§ Aim: Go through the entries below and retype them exactly, omitting each picture.

Data items:
-- begin --
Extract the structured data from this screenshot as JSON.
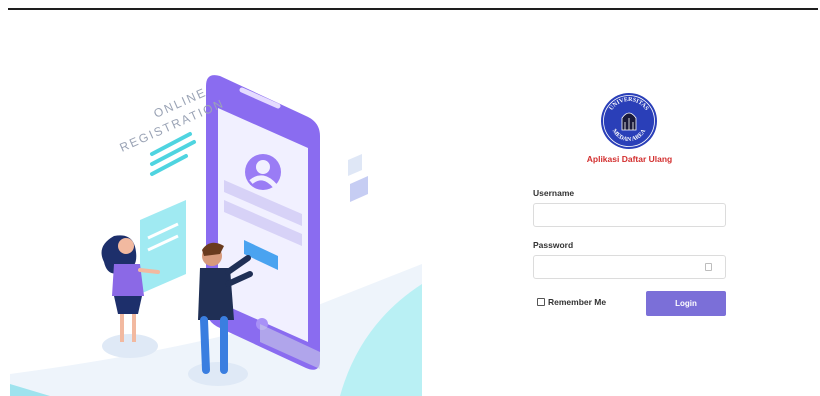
{
  "illustration": {
    "caption_line1": "ONLINE",
    "caption_line2": "REGISTRATION"
  },
  "logo": {
    "text_top": "UNIVERSITAS",
    "text_bottom": "MEDAN AREA"
  },
  "app_title": "Aplikasi Daftar Ulang",
  "form": {
    "username_label": "Username",
    "username_value": "",
    "password_label": "Password",
    "password_value": "",
    "remember_label": "Remember Me",
    "login_label": "Login"
  },
  "colors": {
    "accent": "#7b6fd8",
    "title_red": "#d32f2f",
    "logo_blue": "#2a3fb8",
    "phone_purple": "#8a6cf0",
    "illustration_cyan": "#5ee0e6"
  },
  "icons": {
    "password_toggle": "eye-icon",
    "remember_checkbox": "checkbox-icon"
  }
}
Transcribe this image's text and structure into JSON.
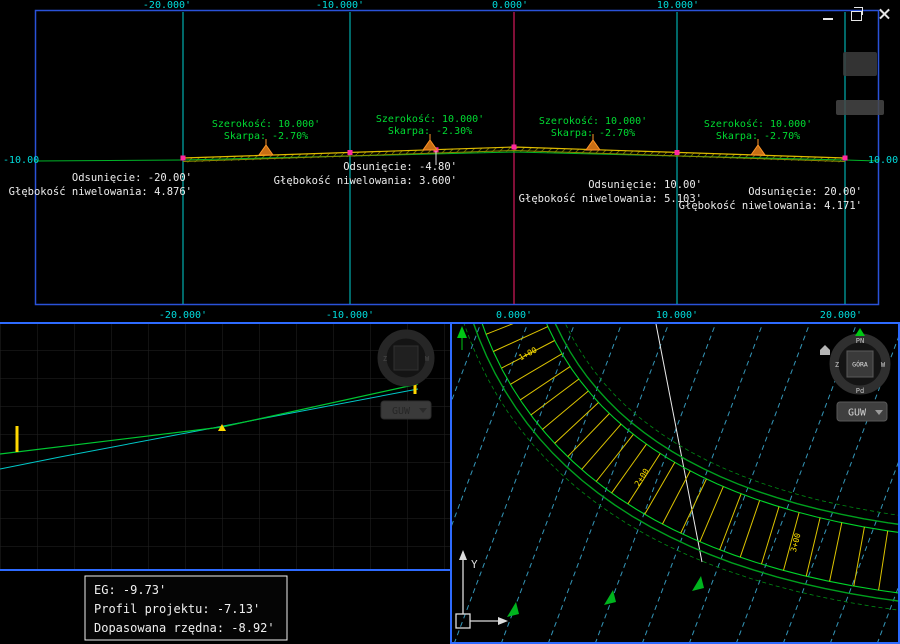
{
  "window": {
    "controls": [
      "minimize-icon",
      "restore-icon",
      "close-icon"
    ]
  },
  "section_view": {
    "axis_top": [
      "-20.000'",
      "-10.000'",
      "0.000'",
      "10.000'"
    ],
    "axis_bottom": [
      "-20.000'",
      "-10.000'",
      "0.000'",
      "10.000'",
      "20.000'"
    ],
    "elev_left": "-10.00",
    "elev_right": "10.00",
    "width_labels": [
      {
        "width": "Szerokość: 10.000'",
        "slope": "Skarpa: -2.70%"
      },
      {
        "width": "Szerokość: 10.000'",
        "slope": "Skarpa: -2.30%"
      },
      {
        "width": "Szerokość: 10.000'",
        "slope": "Skarpa: -2.70%"
      },
      {
        "width": "Szerokość: 10.000'",
        "slope": "Skarpa: -2.70%"
      }
    ],
    "grade_labels": [
      {
        "offset": "Odsunięcie: -20.00'",
        "depth": "Głębokość niwelowania: 4.876'"
      },
      {
        "offset": "Odsunięcie: -4.80'",
        "depth": "Głębokość niwelowania: 3.600'"
      },
      {
        "offset": "Odsunięcie: 10.00'",
        "depth": "Głębokość niwelowania: 5.103'"
      },
      {
        "offset": "Odsunięcie: 20.00'",
        "depth": "Głębokość niwelowania: 4.171'"
      }
    ]
  },
  "profile_view": {
    "tooltip": [
      "EG: -9.73'",
      "Profil projektu: -7.13'",
      "Dopasowana rzędna: -8.92'"
    ],
    "guw_label": "GUW",
    "viewcube": {
      "west": "Z",
      "east": "W"
    }
  },
  "plan_view": {
    "viewcube": {
      "face": "GÓRA",
      "north": "PN",
      "south": "Pd",
      "west": "Z",
      "east": "W"
    },
    "guw_label": "GUW",
    "ucs_axis": "Y",
    "stations": [
      "1+00",
      "2+00",
      "3+00"
    ]
  },
  "colors": {
    "viewport_border": "#2e6bff",
    "grid_cyan": "#00d0d0",
    "centerline_magenta": "#ff1e6e",
    "annotation_green": "#00dc32",
    "corridor_green": "#00a01e",
    "tie_yellow": "#dcc400",
    "contour_cyan": "#3aa7cc",
    "slope_symbol_orange": "#ff9628",
    "marker_magenta": "#ff28a0"
  }
}
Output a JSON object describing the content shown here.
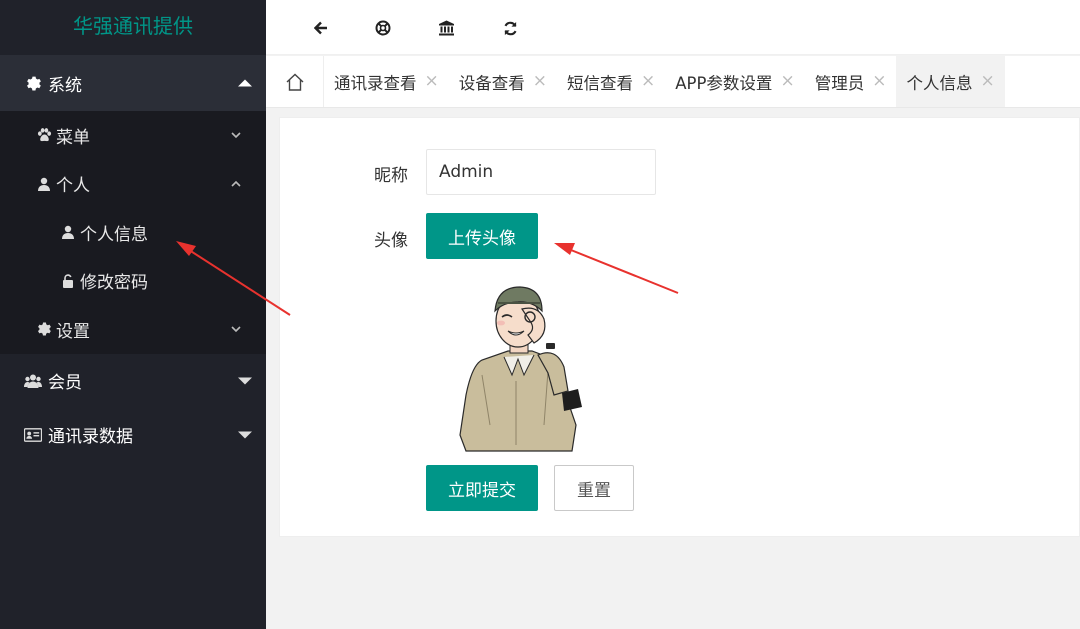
{
  "app": {
    "title": "华强通讯提供"
  },
  "sidebar": {
    "system": {
      "label": "系统"
    },
    "menu": {
      "label": "菜单"
    },
    "personal": {
      "label": "个人"
    },
    "personal_info": {
      "label": "个人信息"
    },
    "change_password": {
      "label": "修改密码"
    },
    "settings": {
      "label": "设置"
    },
    "members": {
      "label": "会员"
    },
    "contacts_data": {
      "label": "通讯录数据"
    }
  },
  "tabs": [
    {
      "label": "通讯录查看"
    },
    {
      "label": "设备查看"
    },
    {
      "label": "短信查看"
    },
    {
      "label": "APP参数设置"
    },
    {
      "label": "管理员"
    },
    {
      "label": "个人信息"
    }
  ],
  "form": {
    "nickname_label": "昵称",
    "nickname_value": "Admin",
    "avatar_label": "头像",
    "upload_button": "上传头像",
    "submit_button": "立即提交",
    "reset_button": "重置"
  },
  "colors": {
    "accent": "#009688",
    "sidebar": "#20222a",
    "annotation": "#e8322e"
  },
  "icons": {
    "toolbar": [
      "arrow-left-icon",
      "lifebuoy-icon",
      "bank-icon",
      "refresh-icon"
    ],
    "tabs_home": "home-icon"
  }
}
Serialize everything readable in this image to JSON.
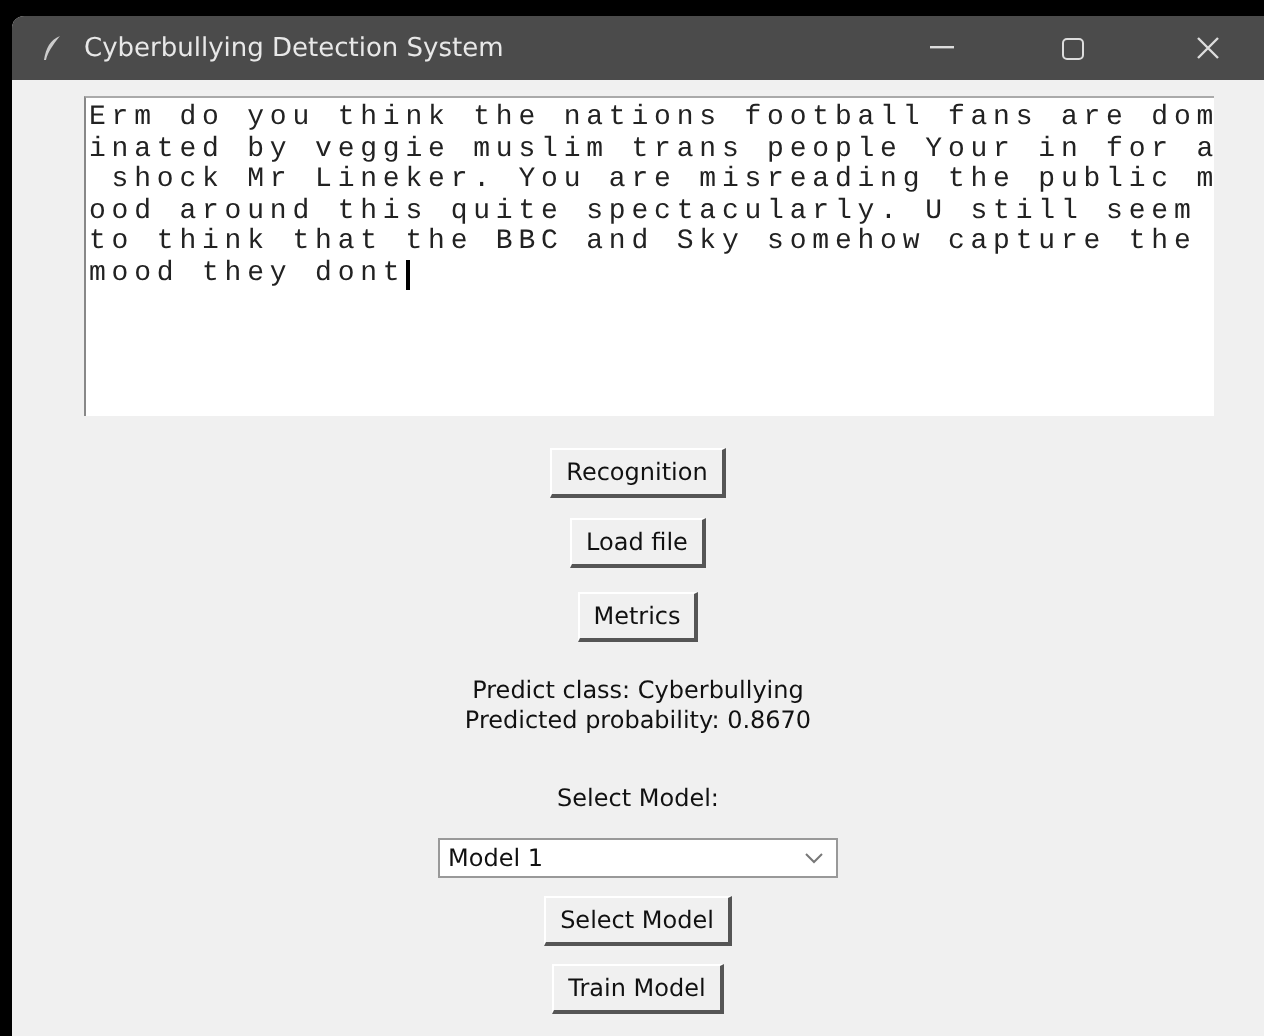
{
  "window": {
    "title": "Cyberbullying Detection System"
  },
  "text_area": {
    "lines": [
      "Erm do you think the nations football fans are dom",
      "inated by veggie muslim trans people Your in for a",
      " shock Mr Lineker. You are misreading the public m",
      "ood around this quite spectacularly. U still seem",
      "to think that the BBC and Sky somehow capture the",
      "mood they dont"
    ]
  },
  "actions": [
    "Recognition",
    "Load file",
    "Metrics"
  ],
  "result": [
    "Predict class: Cyberbullying",
    "Predicted probability: 0.8670"
  ],
  "model_label": "Select Model:",
  "model_select": {
    "value": "Model 1"
  },
  "model_buttons": [
    "Select Model",
    "Train Model"
  ]
}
-- end --
§ Result of this task:
Extract the structured data from this screenshot as JSON.
{
  "illustration": {
    "caption_line1": "ONLINE",
    "caption_line2": "REGISTRATION"
  },
  "logo": {
    "text_top": "UNIVERSITAS",
    "text_bottom": "MEDAN AREA"
  },
  "app_title": "Aplikasi Daftar Ulang",
  "form": {
    "username_label": "Username",
    "username_value": "",
    "password_label": "Password",
    "password_value": "",
    "remember_label": "Remember Me",
    "login_label": "Login"
  },
  "colors": {
    "accent": "#7b6fd8",
    "title_red": "#d32f2f",
    "logo_blue": "#2a3fb8",
    "phone_purple": "#8a6cf0",
    "illustration_cyan": "#5ee0e6"
  },
  "icons": {
    "password_toggle": "eye-icon",
    "remember_checkbox": "checkbox-icon"
  }
}
Transcribe this image's text and structure into JSON.
{
  "window": {
    "controls": [
      "minimize-icon",
      "restore-icon",
      "close-icon"
    ]
  },
  "section_view": {
    "axis_top": [
      "-20.000'",
      "-10.000'",
      "0.000'",
      "10.000'"
    ],
    "axis_bottom": [
      "-20.000'",
      "-10.000'",
      "0.000'",
      "10.000'",
      "20.000'"
    ],
    "elev_left": "-10.00",
    "elev_right": "10.00",
    "width_labels": [
      {
        "width": "Szerokość: 10.000'",
        "slope": "Skarpa: -2.70%"
      },
      {
        "width": "Szerokość: 10.000'",
        "slope": "Skarpa: -2.30%"
      },
      {
        "width": "Szerokość: 10.000'",
        "slope": "Skarpa: -2.70%"
      },
      {
        "width": "Szerokość: 10.000'",
        "slope": "Skarpa: -2.70%"
      }
    ],
    "grade_labels": [
      {
        "offset": "Odsunięcie: -20.00'",
        "depth": "Głębokość niwelowania: 4.876'"
      },
      {
        "offset": "Odsunięcie: -4.80'",
        "depth": "Głębokość niwelowania: 3.600'"
      },
      {
        "offset": "Odsunięcie: 10.00'",
        "depth": "Głębokość niwelowania: 5.103'"
      },
      {
        "offset": "Odsunięcie: 20.00'",
        "depth": "Głębokość niwelowania: 4.171'"
      }
    ]
  },
  "profile_view": {
    "tooltip": [
      "EG: -9.73'",
      "Profil projektu: -7.13'",
      "Dopasowana rzędna: -8.92'"
    ],
    "guw_label": "GUW",
    "viewcube": {
      "west": "Z",
      "east": "W"
    }
  },
  "plan_view": {
    "viewcube": {
      "face": "GÓRA",
      "north": "PN",
      "south": "Pd",
      "west": "Z",
      "east": "W"
    },
    "guw_label": "GUW",
    "ucs_axis": "Y",
    "stations": [
      "1+00",
      "2+00",
      "3+00"
    ]
  },
  "colors": {
    "viewport_border": "#2e6bff",
    "grid_cyan": "#00d0d0",
    "centerline_magenta": "#ff1e6e",
    "annotation_green": "#00dc32",
    "corridor_green": "#00a01e",
    "tie_yellow": "#dcc400",
    "contour_cyan": "#3aa7cc",
    "slope_symbol_orange": "#ff9628",
    "marker_magenta": "#ff28a0"
  }
}
Output a JSON object describing the content shown here.
{
  "app": {
    "title": "华强通讯提供"
  },
  "sidebar": {
    "system": {
      "label": "系统"
    },
    "menu": {
      "label": "菜单"
    },
    "personal": {
      "label": "个人"
    },
    "personal_info": {
      "label": "个人信息"
    },
    "change_password": {
      "label": "修改密码"
    },
    "settings": {
      "label": "设置"
    },
    "members": {
      "label": "会员"
    },
    "contacts_data": {
      "label": "通讯录数据"
    }
  },
  "tabs": [
    {
      "label": "通讯录查看"
    },
    {
      "label": "设备查看"
    },
    {
      "label": "短信查看"
    },
    {
      "label": "APP参数设置"
    },
    {
      "label": "管理员"
    },
    {
      "label": "个人信息"
    }
  ],
  "form": {
    "nickname_label": "昵称",
    "nickname_value": "Admin",
    "avatar_label": "头像",
    "upload_button": "上传头像",
    "submit_button": "立即提交",
    "reset_button": "重置"
  },
  "colors": {
    "accent": "#009688",
    "sidebar": "#20222a",
    "annotation": "#e8322e"
  },
  "icons": {
    "toolbar": [
      "arrow-left-icon",
      "lifebuoy-icon",
      "bank-icon",
      "refresh-icon"
    ],
    "tabs_home": "home-icon"
  }
}
Serialize everything readable in this image to JSON.
{
  "window": {
    "title": "Cyberbullying Detection System"
  },
  "text_area": {
    "lines": [
      "Erm do you think the nations football fans are dom",
      "inated by veggie muslim trans people Your in for a",
      " shock Mr Lineker. You are misreading the public m",
      "ood around this quite spectacularly. U still seem",
      "to think that the BBC and Sky somehow capture the",
      "mood they dont"
    ]
  },
  "actions": [
    "Recognition",
    "Load file",
    "Metrics"
  ],
  "result": [
    "Predict class: Cyberbullying",
    "Predicted probability: 0.8670"
  ],
  "model_label": "Select Model:",
  "model_select": {
    "value": "Model 1"
  },
  "model_buttons": [
    "Select Model",
    "Train Model"
  ]
}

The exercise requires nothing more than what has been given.